▸ A run of records:
*****

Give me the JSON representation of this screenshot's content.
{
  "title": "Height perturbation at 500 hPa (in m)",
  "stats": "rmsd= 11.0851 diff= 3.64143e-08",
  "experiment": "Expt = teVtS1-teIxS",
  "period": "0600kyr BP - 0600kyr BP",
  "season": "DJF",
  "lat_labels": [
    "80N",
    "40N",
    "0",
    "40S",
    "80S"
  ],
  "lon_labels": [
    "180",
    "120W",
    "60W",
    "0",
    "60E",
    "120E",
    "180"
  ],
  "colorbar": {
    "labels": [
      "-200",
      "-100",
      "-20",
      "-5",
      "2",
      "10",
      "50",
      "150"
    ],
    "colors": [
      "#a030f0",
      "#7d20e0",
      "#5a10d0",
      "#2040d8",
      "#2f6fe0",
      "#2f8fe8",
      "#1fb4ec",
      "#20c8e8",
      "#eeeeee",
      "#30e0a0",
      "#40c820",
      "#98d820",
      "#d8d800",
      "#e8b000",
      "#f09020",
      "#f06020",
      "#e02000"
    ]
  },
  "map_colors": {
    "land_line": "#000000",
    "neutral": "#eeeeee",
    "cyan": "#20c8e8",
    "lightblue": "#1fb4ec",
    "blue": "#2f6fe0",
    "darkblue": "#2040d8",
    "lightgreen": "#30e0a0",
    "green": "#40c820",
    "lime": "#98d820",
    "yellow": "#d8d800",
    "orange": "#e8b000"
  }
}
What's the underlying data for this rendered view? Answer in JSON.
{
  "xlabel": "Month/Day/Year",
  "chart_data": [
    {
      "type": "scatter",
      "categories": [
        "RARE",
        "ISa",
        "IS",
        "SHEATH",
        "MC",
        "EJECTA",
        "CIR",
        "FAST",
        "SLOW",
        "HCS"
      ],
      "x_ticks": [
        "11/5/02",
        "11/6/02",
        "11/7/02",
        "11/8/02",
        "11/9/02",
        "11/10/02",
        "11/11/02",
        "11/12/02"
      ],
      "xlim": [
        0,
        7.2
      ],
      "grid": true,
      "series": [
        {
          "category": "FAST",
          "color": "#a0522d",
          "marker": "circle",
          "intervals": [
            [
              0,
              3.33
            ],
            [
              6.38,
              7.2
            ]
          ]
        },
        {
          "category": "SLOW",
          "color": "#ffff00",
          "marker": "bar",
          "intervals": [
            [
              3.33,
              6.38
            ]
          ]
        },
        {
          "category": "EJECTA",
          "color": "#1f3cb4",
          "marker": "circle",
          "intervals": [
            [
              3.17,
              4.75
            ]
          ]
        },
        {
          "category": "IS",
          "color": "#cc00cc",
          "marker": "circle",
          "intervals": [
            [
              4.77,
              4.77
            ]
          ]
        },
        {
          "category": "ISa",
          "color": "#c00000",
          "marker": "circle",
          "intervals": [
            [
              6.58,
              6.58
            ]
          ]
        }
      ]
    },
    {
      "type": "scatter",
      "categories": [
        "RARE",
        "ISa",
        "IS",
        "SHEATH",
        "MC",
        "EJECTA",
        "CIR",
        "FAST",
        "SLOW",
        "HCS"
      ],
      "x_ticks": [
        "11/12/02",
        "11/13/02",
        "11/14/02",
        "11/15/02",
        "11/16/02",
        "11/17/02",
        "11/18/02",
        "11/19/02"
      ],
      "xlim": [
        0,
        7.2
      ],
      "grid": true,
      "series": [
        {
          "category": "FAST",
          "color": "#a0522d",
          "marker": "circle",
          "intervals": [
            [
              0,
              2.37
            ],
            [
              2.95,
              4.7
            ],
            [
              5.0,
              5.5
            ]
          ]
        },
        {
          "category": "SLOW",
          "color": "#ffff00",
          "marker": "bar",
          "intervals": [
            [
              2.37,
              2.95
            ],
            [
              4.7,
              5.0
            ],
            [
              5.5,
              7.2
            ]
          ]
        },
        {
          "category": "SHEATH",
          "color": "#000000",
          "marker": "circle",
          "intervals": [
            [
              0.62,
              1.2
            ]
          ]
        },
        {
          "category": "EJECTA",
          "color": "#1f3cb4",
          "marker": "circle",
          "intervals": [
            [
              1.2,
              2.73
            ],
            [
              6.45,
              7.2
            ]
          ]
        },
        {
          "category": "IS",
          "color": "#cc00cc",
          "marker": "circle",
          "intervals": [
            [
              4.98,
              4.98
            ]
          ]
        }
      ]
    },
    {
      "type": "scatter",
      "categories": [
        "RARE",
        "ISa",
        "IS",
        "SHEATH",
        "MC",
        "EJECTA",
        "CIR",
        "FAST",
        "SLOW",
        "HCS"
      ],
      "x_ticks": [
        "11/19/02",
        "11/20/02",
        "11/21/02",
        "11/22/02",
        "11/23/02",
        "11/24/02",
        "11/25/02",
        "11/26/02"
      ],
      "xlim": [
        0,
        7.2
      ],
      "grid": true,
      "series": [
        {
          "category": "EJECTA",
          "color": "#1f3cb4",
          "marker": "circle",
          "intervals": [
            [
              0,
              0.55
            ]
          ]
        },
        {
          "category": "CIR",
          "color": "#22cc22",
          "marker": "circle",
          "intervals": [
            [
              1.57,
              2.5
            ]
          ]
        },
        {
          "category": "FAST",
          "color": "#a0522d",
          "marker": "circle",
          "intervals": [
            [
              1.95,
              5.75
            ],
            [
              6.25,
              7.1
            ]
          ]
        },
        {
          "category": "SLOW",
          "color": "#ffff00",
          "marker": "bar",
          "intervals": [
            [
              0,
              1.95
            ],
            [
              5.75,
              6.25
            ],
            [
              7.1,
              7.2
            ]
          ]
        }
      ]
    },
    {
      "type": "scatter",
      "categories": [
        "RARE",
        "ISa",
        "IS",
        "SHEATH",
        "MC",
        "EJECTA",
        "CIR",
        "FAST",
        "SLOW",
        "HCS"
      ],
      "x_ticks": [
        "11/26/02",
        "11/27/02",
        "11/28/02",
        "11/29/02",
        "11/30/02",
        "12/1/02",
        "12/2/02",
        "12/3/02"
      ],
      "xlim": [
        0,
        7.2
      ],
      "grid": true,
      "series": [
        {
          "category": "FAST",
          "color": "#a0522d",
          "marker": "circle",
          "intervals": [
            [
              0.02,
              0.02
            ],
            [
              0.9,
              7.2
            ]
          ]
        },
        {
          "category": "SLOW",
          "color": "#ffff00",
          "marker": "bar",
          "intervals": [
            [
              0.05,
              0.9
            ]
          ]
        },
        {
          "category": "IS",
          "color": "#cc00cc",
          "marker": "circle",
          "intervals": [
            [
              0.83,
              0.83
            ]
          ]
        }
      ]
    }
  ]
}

*****

▸ Given task:
Find every line in the records above that holds the word "JSON", and copy each one.

▸ Worked solution:
Give me the JSON representation of this screenshot's content.
What's the underlying data for this rendered view? Answer in JSON.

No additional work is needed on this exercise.